JOB
A faithful transcription of all the data is required.

DATA FOR THE TASK
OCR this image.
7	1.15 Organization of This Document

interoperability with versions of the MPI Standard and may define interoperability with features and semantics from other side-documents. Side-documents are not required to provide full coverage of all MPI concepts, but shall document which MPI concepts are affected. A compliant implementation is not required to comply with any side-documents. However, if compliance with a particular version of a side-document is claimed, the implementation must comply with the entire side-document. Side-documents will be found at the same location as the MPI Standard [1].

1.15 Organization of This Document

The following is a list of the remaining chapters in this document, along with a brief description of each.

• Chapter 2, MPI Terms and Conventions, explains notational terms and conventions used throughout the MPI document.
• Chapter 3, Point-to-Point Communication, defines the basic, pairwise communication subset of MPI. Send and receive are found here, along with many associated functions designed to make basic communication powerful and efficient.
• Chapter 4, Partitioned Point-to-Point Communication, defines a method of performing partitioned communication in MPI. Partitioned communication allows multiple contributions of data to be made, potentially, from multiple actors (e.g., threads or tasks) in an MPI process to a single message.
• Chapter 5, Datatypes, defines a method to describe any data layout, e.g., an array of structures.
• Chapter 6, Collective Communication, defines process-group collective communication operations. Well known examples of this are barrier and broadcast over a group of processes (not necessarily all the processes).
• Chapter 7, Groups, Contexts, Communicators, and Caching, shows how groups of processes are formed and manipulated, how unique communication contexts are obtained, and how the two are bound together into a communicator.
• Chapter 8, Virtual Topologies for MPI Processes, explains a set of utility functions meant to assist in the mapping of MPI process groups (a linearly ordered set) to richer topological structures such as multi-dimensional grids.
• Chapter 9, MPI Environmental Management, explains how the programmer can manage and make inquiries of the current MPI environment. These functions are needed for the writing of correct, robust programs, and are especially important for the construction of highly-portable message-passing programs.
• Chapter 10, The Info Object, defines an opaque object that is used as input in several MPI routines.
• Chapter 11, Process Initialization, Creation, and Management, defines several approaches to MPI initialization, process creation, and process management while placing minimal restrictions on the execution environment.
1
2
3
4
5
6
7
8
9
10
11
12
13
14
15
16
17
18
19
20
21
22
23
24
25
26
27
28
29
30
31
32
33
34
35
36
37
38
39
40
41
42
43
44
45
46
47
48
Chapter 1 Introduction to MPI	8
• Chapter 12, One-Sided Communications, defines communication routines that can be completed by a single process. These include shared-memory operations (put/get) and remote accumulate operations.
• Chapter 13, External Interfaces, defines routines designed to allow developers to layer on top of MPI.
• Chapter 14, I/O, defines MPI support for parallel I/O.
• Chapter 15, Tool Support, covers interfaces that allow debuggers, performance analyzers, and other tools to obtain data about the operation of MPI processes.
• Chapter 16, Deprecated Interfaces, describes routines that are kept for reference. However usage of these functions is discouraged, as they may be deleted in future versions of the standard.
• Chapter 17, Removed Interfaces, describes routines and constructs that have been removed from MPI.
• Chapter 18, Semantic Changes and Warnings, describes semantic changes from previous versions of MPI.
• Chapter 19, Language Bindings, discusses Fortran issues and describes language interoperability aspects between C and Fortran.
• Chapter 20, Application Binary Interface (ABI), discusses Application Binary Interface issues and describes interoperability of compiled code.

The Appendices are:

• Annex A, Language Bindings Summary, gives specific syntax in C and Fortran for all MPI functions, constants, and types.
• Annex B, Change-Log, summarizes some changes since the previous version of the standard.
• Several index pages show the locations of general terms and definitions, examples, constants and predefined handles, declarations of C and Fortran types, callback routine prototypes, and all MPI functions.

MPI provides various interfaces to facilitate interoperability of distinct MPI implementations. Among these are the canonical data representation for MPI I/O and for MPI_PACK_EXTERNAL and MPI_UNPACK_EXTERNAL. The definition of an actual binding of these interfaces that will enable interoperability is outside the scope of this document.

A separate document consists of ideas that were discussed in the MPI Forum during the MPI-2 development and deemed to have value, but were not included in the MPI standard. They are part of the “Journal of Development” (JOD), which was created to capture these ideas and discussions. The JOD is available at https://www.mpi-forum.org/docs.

FULL RESPONSE
OCR this image.
7	1.15 Organization of This Document

interoperability with versions of the MPI Standard and may define interoperability with features and semantics from other side-documents. Side-documents are not required to provide full coverage of all MPI concepts, but shall document which MPI concepts are affected. A compliant implementation is not required to comply with any side-documents. However, if compliance with a particular version of a side-document is claimed, the implementation must comply with the entire side-document. Side-documents will be found at the same location as the MPI Standard [1].

1.15 Organization of This Document

The following is a list of the remaining chapters in this document, along with a brief description of each.

• Chapter 2, MPI Terms and Conventions, explains notational terms and conventions used throughout the MPI document.
• Chapter 3, Point-to-Point Communication, defines the basic, pairwise communication subset of MPI. Send and receive are found here, along with many associated functions designed to make basic communication powerful and efficient.
• Chapter 4, Partitioned Point-to-Point Communication, defines a method of performing partitioned communication in MPI. Partitioned communication allows multiple contributions of data to be made, potentially, from multiple actors (e.g., threads or tasks) in an MPI process to a single message.
• Chapter 5, Datatypes, defines a method to describe any data layout, e.g., an array of structures.
• Chapter 6, Collective Communication, defines process-group collective communication operations. Well known examples of this are barrier and broadcast over a group of processes (not necessarily all the processes).
• Chapter 7, Groups, Contexts, Communicators, and Caching, shows how groups of processes are formed and manipulated, how unique communication contexts are obtained, and how the two are bound together into a communicator.
• Chapter 8, Virtual Topologies for MPI Processes, explains a set of utility functions meant to assist in the mapping of MPI process groups (a linearly ordered set) to richer topological structures such as multi-dimensional grids.
• Chapter 9, MPI Environmental Management, explains how the programmer can manage and make inquiries of the current MPI environment. These functions are needed for the writing of correct, robust programs, and are especially important for the construction of highly-portable message-passing programs.
• Chapter 10, The Info Object, defines an opaque object that is used as input in several MPI routines.
• Chapter 11, Process Initialization, Creation, and Management, defines several approaches to MPI initialization, process creation, and process management while placing minimal restrictions on the execution environment.
1
2
3
4
5
6
7
8
9
10
11
12
13
14
15
16
17
18
19
20
21
22
23
24
25
26
27
28
29
30
31
32
33
34
35
36
37
38
39
40
41
42
43
44
45
46
47
48
Chapter 1 Introduction to MPI	8
• Chapter 12, One-Sided Communications, defines communication routines that can be completed by a single process. These include shared-memory operations (put/get) and remote accumulate operations.
• Chapter 13, External Interfaces, defines routines designed to allow developers to layer on top of MPI.
• Chapter 14, I/O, defines MPI support for parallel I/O.
• Chapter 15, Tool Support, covers interfaces that allow debuggers, performance analyzers, and other tools to obtain data about the operation of MPI processes.
• Chapter 16, Deprecated Interfaces, describes routines that are kept for reference. However usage of these functions is discouraged, as they may be deleted in future versions of the standard.
• Chapter 17, Removed Interfaces, describes routines and constructs that have been removed from MPI.
• Chapter 18, Semantic Changes and Warnings, describes semantic changes from previous versions of MPI.
• Chapter 19, Language Bindings, discusses Fortran issues and describes language interoperability aspects between C and Fortran.
• Chapter 20, Application Binary Interface (ABI), discusses Application Binary Interface issues and describes interoperability of compiled code.

The Appendices are:

• Annex A, Language Bindings Summary, gives specific syntax in C and Fortran for all MPI functions, constants, and types.
• Annex B, Change-Log, summarizes some changes since the previous version of the standard.
• Several index pages show the locations of general terms and definitions, examples, constants and predefined handles, declarations of C and Fortran types, callback routine prototypes, and all MPI functions.

MPI provides various interfaces to facilitate interoperability of distinct MPI implementations. Among these are the canonical data representation for MPI I/O and for MPI_PACK_EXTERNAL and MPI_UNPACK_EXTERNAL. The definition of an actual binding of these interfaces that will enable interoperability is outside the scope of this document.

A separate document consists of ideas that were discussed in the MPI Forum during the MPI-2 development and deemed to have value, but were not included in the MPI standard. They are part of the “Journal of Development” (JOD), which was created to capture these ideas and discussions. The JOD is available at https://www.mpi-forum.org/docs.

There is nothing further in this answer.